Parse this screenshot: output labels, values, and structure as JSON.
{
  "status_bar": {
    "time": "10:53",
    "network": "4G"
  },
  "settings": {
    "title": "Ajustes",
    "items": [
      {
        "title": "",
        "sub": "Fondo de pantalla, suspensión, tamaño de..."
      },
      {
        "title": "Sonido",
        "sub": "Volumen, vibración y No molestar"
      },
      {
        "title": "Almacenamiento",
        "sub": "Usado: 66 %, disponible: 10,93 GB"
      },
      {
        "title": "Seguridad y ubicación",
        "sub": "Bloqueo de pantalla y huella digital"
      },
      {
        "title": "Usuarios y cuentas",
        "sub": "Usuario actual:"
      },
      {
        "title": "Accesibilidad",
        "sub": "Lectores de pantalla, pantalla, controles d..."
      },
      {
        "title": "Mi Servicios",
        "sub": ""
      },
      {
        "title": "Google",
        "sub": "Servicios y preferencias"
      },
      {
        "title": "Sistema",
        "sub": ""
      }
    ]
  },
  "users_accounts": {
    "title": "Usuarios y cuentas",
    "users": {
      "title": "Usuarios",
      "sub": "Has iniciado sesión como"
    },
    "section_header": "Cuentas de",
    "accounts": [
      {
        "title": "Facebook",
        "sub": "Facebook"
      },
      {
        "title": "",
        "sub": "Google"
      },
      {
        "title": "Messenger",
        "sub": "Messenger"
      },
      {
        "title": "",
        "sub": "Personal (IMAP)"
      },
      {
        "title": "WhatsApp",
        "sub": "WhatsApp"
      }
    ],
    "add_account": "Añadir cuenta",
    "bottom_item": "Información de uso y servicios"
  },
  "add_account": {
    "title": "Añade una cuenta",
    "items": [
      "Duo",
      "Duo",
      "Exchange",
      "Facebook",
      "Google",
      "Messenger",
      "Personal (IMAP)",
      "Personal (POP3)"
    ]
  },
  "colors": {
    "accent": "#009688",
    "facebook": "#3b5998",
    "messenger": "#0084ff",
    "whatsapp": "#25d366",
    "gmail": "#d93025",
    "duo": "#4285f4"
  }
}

(Task prompt) Transcribe the material above in its entirety. Match it exactly.

(The output)
Parse this screenshot: output labels, values, and structure as JSON.
{
  "status_bar": {
    "time": "10:53",
    "network": "4G"
  },
  "settings": {
    "title": "Ajustes",
    "items": [
      {
        "title": "",
        "sub": "Fondo de pantalla, suspensión, tamaño de..."
      },
      {
        "title": "Sonido",
        "sub": "Volumen, vibración y No molestar"
      },
      {
        "title": "Almacenamiento",
        "sub": "Usado: 66 %, disponible: 10,93 GB"
      },
      {
        "title": "Seguridad y ubicación",
        "sub": "Bloqueo de pantalla y huella digital"
      },
      {
        "title": "Usuarios y cuentas",
        "sub": "Usuario actual:"
      },
      {
        "title": "Accesibilidad",
        "sub": "Lectores de pantalla, pantalla, controles d..."
      },
      {
        "title": "Mi Servicios",
        "sub": ""
      },
      {
        "title": "Google",
        "sub": "Servicios y preferencias"
      },
      {
        "title": "Sistema",
        "sub": ""
      }
    ]
  },
  "users_accounts": {
    "title": "Usuarios y cuentas",
    "users": {
      "title": "Usuarios",
      "sub": "Has iniciado sesión como"
    },
    "section_header": "Cuentas de",
    "accounts": [
      {
        "title": "Facebook",
        "sub": "Facebook"
      },
      {
        "title": "",
        "sub": "Google"
      },
      {
        "title": "Messenger",
        "sub": "Messenger"
      },
      {
        "title": "",
        "sub": "Personal (IMAP)"
      },
      {
        "title": "WhatsApp",
        "sub": "WhatsApp"
      }
    ],
    "add_account": "Añadir cuenta",
    "bottom_item": "Información de uso y servicios"
  },
  "add_account": {
    "title": "Añade una cuenta",
    "items": [
      "Duo",
      "Duo",
      "Exchange",
      "Facebook",
      "Google",
      "Messenger",
      "Personal (IMAP)",
      "Personal (POP3)"
    ]
  },
  "colors": {
    "accent": "#009688",
    "facebook": "#3b5998",
    "messenger": "#0084ff",
    "whatsapp": "#25d366",
    "gmail": "#d93025",
    "duo": "#4285f4"
  }
}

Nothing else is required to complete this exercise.